── DATASET EXTRACT ──

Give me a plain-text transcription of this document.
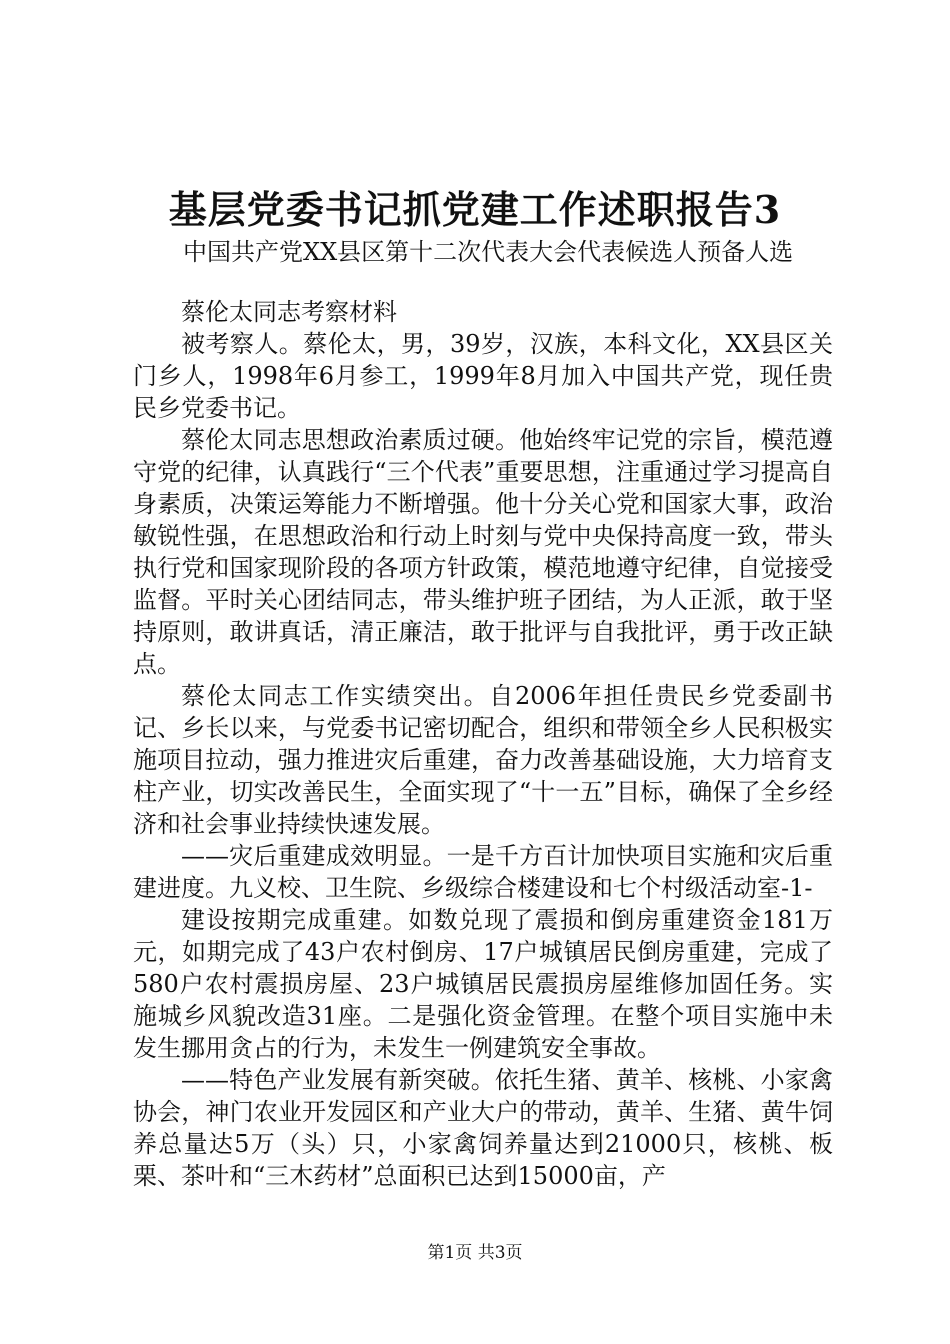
基层党委书记抓党建工作述职报告3
中国共产党XX县区第十二次代表大会代表候选人预备人选

蔡伦太同志考察材料

被考察人。蔡伦太，男，39岁，汉族，本科文化，XX县区关门乡人，1998年6月参工，1999年8月加入中国共产党，现任贵民乡党委书记。

蔡伦太同志思想政治素质过硬。他始终牢记党的宗旨，模范遵守党的纪律，认真践行“三个代表”重要思想，注重通过学习提高自身素质，决策运筹能力不断增强。他十分关心党和国家大事，政治敏锐性强，在思想政治和行动上时刻与党中央保持高度一致，带头执行党和国家现阶段的各项方针政策，模范地遵守纪律，自觉接受监督。平时关心团结同志，带头维护班子团结，为人正派，敢于坚持原则，敢讲真话，清正廉洁，敢于批评与自我批评，勇于改正缺点。

蔡伦太同志工作实绩突出。自2006年担任贵民乡党委副书记、乡长以来，与党委书记密切配合，组织和带领全乡人民积极实施项目拉动，强力推进灾后重建，奋力改善基础设施，大力培育支柱产业，切实改善民生，全面实现了“十一五”目标，确保了全乡经济和社会事业持续快速发展。

——灾后重建成效明显。一是千方百计加快项目实施和灾后重建进度。九义校、卫生院、乡级综合楼建设和七个村级活动室-1-

建设按期完成重建。如数兑现了震损和倒房重建资金181万元，如期完成了43户农村倒房、17户城镇居民倒房重建，完成了580户农村震损房屋、23户城镇居民震损房屋维修加固任务。实施城乡风貌改造31座。二是强化资金管理。在整个项目实施中未发生挪用贪占的行为，未发生一例建筑安全事故。

——特色产业发展有新突破。依托生猪、黄羊、核桃、小家禽协会，神门农业开发园区和产业大户的带动，黄羊、生猪、黄牛饲养总量达5万（头）只，小家禽饲养量达到21000只，核桃、板栗、茶叶和“三木药材”总面积已达到15000亩，产

第1页 共3页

───

Write out the data precisely as given, excluding the pictures.

Give me a plain-text transcription of this document.
基层党委书记抓党建工作述职报告3
中国共产党XX县区第十二次代表大会代表候选人预备人选

蔡伦太同志考察材料

被考察人。蔡伦太，男，39岁，汉族，本科文化，XX县区关门乡人，1998年6月参工，1999年8月加入中国共产党，现任贵民乡党委书记。

蔡伦太同志思想政治素质过硬。他始终牢记党的宗旨，模范遵守党的纪律，认真践行“三个代表”重要思想，注重通过学习提高自身素质，决策运筹能力不断增强。他十分关心党和国家大事，政治敏锐性强，在思想政治和行动上时刻与党中央保持高度一致，带头执行党和国家现阶段的各项方针政策，模范地遵守纪律，自觉接受监督。平时关心团结同志，带头维护班子团结，为人正派，敢于坚持原则，敢讲真话，清正廉洁，敢于批评与自我批评，勇于改正缺点。

蔡伦太同志工作实绩突出。自2006年担任贵民乡党委副书记、乡长以来，与党委书记密切配合，组织和带领全乡人民积极实施项目拉动，强力推进灾后重建，奋力改善基础设施，大力培育支柱产业，切实改善民生，全面实现了“十一五”目标，确保了全乡经济和社会事业持续快速发展。

——灾后重建成效明显。一是千方百计加快项目实施和灾后重建进度。九义校、卫生院、乡级综合楼建设和七个村级活动室-1-

建设按期完成重建。如数兑现了震损和倒房重建资金181万元，如期完成了43户农村倒房、17户城镇居民倒房重建，完成了580户农村震损房屋、23户城镇居民震损房屋维修加固任务。实施城乡风貌改造31座。二是强化资金管理。在整个项目实施中未发生挪用贪占的行为，未发生一例建筑安全事故。

——特色产业发展有新突破。依托生猪、黄羊、核桃、小家禽协会，神门农业开发园区和产业大户的带动，黄羊、生猪、黄牛饲养总量达5万（头）只，小家禽饲养量达到21000只，核桃、板栗、茶叶和“三木药材”总面积已达到15000亩，产

第1页 共3页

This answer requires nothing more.